*Aim of the task:*
Find the string "مخلد" in the records. Copy every line it appears in.

** BEGIN Provided data **

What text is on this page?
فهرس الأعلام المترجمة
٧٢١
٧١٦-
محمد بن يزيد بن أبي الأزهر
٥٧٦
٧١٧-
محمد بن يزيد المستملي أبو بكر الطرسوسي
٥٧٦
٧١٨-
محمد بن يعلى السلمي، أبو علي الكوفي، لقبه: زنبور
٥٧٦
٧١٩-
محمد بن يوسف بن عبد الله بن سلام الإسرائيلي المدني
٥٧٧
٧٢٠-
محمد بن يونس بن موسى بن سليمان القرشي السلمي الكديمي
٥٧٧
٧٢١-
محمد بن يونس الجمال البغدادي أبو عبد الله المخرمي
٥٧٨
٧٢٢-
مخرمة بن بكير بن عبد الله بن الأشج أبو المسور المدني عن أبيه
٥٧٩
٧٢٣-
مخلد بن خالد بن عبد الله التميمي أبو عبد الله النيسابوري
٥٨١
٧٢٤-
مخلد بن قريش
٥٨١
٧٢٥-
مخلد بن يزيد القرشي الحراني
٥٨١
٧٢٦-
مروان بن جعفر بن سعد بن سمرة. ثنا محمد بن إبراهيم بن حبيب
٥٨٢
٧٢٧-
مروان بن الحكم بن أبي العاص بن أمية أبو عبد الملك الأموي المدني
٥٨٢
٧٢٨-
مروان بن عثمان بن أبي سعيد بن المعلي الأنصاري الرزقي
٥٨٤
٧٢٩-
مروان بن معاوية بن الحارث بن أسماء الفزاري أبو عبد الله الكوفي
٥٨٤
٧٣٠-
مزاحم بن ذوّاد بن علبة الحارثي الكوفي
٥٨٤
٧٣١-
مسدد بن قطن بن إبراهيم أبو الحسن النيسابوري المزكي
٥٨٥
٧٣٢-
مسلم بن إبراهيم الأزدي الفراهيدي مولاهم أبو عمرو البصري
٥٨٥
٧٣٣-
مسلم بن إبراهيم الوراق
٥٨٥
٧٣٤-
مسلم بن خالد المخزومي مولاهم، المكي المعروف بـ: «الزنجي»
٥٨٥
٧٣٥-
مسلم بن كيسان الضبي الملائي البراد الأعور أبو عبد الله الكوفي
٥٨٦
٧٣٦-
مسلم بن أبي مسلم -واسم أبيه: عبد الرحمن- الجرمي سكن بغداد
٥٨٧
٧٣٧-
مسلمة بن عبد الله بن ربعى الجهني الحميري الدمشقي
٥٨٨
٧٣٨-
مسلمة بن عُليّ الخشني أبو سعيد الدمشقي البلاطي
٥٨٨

** END Provided data **

*Written solution:*
مخلد بن خالد بن عبد الله التميمي أبو عبد الله النيسابوري
مخلد بن قريش
مخلد بن يزيد القرشي الحراني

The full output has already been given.